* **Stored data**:
↓↓↓
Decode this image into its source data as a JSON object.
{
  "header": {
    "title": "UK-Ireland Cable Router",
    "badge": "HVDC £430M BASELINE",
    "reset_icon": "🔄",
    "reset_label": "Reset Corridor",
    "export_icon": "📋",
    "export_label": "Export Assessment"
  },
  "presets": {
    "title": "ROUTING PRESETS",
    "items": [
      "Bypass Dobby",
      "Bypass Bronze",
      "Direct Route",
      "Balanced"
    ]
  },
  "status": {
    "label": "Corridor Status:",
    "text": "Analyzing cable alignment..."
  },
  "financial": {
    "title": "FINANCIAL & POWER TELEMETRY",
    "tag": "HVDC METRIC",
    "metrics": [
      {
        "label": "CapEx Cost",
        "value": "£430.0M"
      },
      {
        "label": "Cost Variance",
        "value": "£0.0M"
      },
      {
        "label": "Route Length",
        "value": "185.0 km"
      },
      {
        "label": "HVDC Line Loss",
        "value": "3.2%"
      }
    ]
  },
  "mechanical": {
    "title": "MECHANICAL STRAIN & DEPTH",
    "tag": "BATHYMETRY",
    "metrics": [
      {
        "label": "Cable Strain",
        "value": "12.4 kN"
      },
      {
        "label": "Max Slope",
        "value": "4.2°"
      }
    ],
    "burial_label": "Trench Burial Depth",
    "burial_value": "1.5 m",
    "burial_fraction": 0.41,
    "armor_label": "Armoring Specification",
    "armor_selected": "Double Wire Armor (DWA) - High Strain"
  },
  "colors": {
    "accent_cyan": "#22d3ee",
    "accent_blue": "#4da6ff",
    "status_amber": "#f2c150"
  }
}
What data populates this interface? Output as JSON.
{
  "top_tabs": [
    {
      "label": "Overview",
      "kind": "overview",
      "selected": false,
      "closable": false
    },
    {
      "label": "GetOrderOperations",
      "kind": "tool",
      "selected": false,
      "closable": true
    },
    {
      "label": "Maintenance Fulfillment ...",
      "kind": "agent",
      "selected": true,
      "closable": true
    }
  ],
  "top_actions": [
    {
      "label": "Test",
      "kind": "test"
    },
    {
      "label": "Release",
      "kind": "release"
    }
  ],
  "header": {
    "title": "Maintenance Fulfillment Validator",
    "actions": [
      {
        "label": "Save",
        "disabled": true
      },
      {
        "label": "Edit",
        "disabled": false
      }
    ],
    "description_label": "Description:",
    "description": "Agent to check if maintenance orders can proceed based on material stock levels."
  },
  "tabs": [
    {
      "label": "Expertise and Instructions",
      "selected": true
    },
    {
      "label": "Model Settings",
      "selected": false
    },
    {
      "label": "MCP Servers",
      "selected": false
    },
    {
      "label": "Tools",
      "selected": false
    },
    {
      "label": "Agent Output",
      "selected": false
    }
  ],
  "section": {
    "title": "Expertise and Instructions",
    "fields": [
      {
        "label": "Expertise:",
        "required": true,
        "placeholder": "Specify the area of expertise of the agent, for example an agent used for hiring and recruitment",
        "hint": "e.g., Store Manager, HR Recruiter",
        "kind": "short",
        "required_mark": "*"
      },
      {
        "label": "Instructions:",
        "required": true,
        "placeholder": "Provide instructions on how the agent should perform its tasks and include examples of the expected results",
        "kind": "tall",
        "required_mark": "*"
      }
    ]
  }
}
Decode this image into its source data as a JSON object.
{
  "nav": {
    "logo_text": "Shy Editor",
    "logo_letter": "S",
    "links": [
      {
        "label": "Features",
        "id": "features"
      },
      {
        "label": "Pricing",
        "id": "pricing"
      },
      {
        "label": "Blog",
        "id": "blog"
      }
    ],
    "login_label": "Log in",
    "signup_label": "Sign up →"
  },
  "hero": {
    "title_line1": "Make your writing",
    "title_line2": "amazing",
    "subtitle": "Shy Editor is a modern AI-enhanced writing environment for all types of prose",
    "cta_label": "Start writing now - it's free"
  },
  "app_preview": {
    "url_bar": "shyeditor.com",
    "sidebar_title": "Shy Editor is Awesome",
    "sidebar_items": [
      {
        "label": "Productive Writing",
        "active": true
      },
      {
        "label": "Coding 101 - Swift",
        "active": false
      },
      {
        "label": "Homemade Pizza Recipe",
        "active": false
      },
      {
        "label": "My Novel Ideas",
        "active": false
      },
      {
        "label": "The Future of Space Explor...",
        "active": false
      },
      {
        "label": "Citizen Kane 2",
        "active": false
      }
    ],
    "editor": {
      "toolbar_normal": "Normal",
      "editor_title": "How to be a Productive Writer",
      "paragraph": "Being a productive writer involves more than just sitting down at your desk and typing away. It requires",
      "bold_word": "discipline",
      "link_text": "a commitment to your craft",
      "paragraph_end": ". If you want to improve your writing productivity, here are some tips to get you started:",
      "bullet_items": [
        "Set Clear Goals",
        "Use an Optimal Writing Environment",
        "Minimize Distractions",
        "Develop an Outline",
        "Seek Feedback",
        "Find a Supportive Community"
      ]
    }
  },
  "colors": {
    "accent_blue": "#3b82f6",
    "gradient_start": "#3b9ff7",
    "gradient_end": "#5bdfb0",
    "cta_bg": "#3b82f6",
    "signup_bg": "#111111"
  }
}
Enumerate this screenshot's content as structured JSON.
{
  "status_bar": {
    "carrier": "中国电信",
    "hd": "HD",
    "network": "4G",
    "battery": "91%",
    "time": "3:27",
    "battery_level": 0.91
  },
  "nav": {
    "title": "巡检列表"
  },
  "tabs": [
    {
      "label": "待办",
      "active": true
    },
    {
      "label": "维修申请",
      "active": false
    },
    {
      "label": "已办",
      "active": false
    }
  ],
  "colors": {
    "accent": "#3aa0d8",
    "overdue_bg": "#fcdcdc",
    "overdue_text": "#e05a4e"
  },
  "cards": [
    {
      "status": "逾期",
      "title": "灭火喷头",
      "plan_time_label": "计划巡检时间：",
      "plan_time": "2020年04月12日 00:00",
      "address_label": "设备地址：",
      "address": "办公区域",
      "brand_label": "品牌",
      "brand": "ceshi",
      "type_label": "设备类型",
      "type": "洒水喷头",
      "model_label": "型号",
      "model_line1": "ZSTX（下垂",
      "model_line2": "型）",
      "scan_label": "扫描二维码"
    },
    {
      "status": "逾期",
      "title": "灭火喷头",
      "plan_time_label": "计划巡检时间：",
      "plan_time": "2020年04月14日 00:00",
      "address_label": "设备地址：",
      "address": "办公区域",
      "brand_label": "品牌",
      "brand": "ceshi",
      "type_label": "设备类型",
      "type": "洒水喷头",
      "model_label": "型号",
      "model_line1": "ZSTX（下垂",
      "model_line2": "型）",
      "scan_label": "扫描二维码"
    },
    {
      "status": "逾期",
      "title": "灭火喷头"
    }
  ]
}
↑↑↑
* **GOAL OF THE EXERCISE**: The entries above should be repeated exactly, every one of them.

* **RESULT**:
Decode this image into its source data as a JSON object.
{
  "header": {
    "title": "UK-Ireland Cable Router",
    "badge": "HVDC £430M BASELINE",
    "reset_icon": "🔄",
    "reset_label": "Reset Corridor",
    "export_icon": "📋",
    "export_label": "Export Assessment"
  },
  "presets": {
    "title": "ROUTING PRESETS",
    "items": [
      "Bypass Dobby",
      "Bypass Bronze",
      "Direct Route",
      "Balanced"
    ]
  },
  "status": {
    "label": "Corridor Status:",
    "text": "Analyzing cable alignment..."
  },
  "financial": {
    "title": "FINANCIAL & POWER TELEMETRY",
    "tag": "HVDC METRIC",
    "metrics": [
      {
        "label": "CapEx Cost",
        "value": "£430.0M"
      },
      {
        "label": "Cost Variance",
        "value": "£0.0M"
      },
      {
        "label": "Route Length",
        "value": "185.0 km"
      },
      {
        "label": "HVDC Line Loss",
        "value": "3.2%"
      }
    ]
  },
  "mechanical": {
    "title": "MECHANICAL STRAIN & DEPTH",
    "tag": "BATHYMETRY",
    "metrics": [
      {
        "label": "Cable Strain",
        "value": "12.4 kN"
      },
      {
        "label": "Max Slope",
        "value": "4.2°"
      }
    ],
    "burial_label": "Trench Burial Depth",
    "burial_value": "1.5 m",
    "burial_fraction": 0.41,
    "armor_label": "Armoring Specification",
    "armor_selected": "Double Wire Armor (DWA) - High Strain"
  },
  "colors": {
    "accent_cyan": "#22d3ee",
    "accent_blue": "#4da6ff",
    "status_amber": "#f2c150"
  }
}
What data populates this interface? Output as JSON.
{
  "top_tabs": [
    {
      "label": "Overview",
      "kind": "overview",
      "selected": false,
      "closable": false
    },
    {
      "label": "GetOrderOperations",
      "kind": "tool",
      "selected": false,
      "closable": true
    },
    {
      "label": "Maintenance Fulfillment ...",
      "kind": "agent",
      "selected": true,
      "closable": true
    }
  ],
  "top_actions": [
    {
      "label": "Test",
      "kind": "test"
    },
    {
      "label": "Release",
      "kind": "release"
    }
  ],
  "header": {
    "title": "Maintenance Fulfillment Validator",
    "actions": [
      {
        "label": "Save",
        "disabled": true
      },
      {
        "label": "Edit",
        "disabled": false
      }
    ],
    "description_label": "Description:",
    "description": "Agent to check if maintenance orders can proceed based on material stock levels."
  },
  "tabs": [
    {
      "label": "Expertise and Instructions",
      "selected": true
    },
    {
      "label": "Model Settings",
      "selected": false
    },
    {
      "label": "MCP Servers",
      "selected": false
    },
    {
      "label": "Tools",
      "selected": false
    },
    {
      "label": "Agent Output",
      "selected": false
    }
  ],
  "section": {
    "title": "Expertise and Instructions",
    "fields": [
      {
        "label": "Expertise:",
        "required": true,
        "placeholder": "Specify the area of expertise of the agent, for example an agent used for hiring and recruitment",
        "hint": "e.g., Store Manager, HR Recruiter",
        "kind": "short",
        "required_mark": "*"
      },
      {
        "label": "Instructions:",
        "required": true,
        "placeholder": "Provide instructions on how the agent should perform its tasks and include examples of the expected results",
        "kind": "tall",
        "required_mark": "*"
      }
    ]
  }
}
Decode this image into its source data as a JSON object.
{
  "nav": {
    "logo_text": "Shy Editor",
    "logo_letter": "S",
    "links": [
      {
        "label": "Features",
        "id": "features"
      },
      {
        "label": "Pricing",
        "id": "pricing"
      },
      {
        "label": "Blog",
        "id": "blog"
      }
    ],
    "login_label": "Log in",
    "signup_label": "Sign up →"
  },
  "hero": {
    "title_line1": "Make your writing",
    "title_line2": "amazing",
    "subtitle": "Shy Editor is a modern AI-enhanced writing environment for all types of prose",
    "cta_label": "Start writing now - it's free"
  },
  "app_preview": {
    "url_bar": "shyeditor.com",
    "sidebar_title": "Shy Editor is Awesome",
    "sidebar_items": [
      {
        "label": "Productive Writing",
        "active": true
      },
      {
        "label": "Coding 101 - Swift",
        "active": false
      },
      {
        "label": "Homemade Pizza Recipe",
        "active": false
      },
      {
        "label": "My Novel Ideas",
        "active": false
      },
      {
        "label": "The Future of Space Explor...",
        "active": false
      },
      {
        "label": "Citizen Kane 2",
        "active": false
      }
    ],
    "editor": {
      "toolbar_normal": "Normal",
      "editor_title": "How to be a Productive Writer",
      "paragraph": "Being a productive writer involves more than just sitting down at your desk and typing away. It requires",
      "bold_word": "discipline",
      "link_text": "a commitment to your craft",
      "paragraph_end": ". If you want to improve your writing productivity, here are some tips to get you started:",
      "bullet_items": [
        "Set Clear Goals",
        "Use an Optimal Writing Environment",
        "Minimize Distractions",
        "Develop an Outline",
        "Seek Feedback",
        "Find a Supportive Community"
      ]
    }
  },
  "colors": {
    "accent_blue": "#3b82f6",
    "gradient_start": "#3b9ff7",
    "gradient_end": "#5bdfb0",
    "cta_bg": "#3b82f6",
    "signup_bg": "#111111"
  }
}
Enumerate this screenshot's content as structured JSON.
{
  "status_bar": {
    "carrier": "中国电信",
    "hd": "HD",
    "network": "4G",
    "battery": "91%",
    "time": "3:27",
    "battery_level": 0.91
  },
  "nav": {
    "title": "巡检列表"
  },
  "tabs": [
    {
      "label": "待办",
      "active": true
    },
    {
      "label": "维修申请",
      "active": false
    },
    {
      "label": "已办",
      "active": false
    }
  ],
  "colors": {
    "accent": "#3aa0d8",
    "overdue_bg": "#fcdcdc",
    "overdue_text": "#e05a4e"
  },
  "cards": [
    {
      "status": "逾期",
      "title": "灭火喷头",
      "plan_time_label": "计划巡检时间：",
      "plan_time": "2020年04月12日 00:00",
      "address_label": "设备地址：",
      "address": "办公区域",
      "brand_label": "品牌",
      "brand": "ceshi",
      "type_label": "设备类型",
      "type": "洒水喷头",
      "model_label": "型号",
      "model_line1": "ZSTX（下垂",
      "model_line2": "型）",
      "scan_label": "扫描二维码"
    },
    {
      "status": "逾期",
      "title": "灭火喷头",
      "plan_time_label": "计划巡检时间：",
      "plan_time": "2020年04月14日 00:00",
      "address_label": "设备地址：",
      "address": "办公区域",
      "brand_label": "品牌",
      "brand": "ceshi",
      "type_label": "设备类型",
      "type": "洒水喷头",
      "model_label": "型号",
      "model_line1": "ZSTX（下垂",
      "model_line2": "型）",
      "scan_label": "扫描二维码"
    },
    {
      "status": "逾期",
      "title": "灭火喷头"
    }
  ]
}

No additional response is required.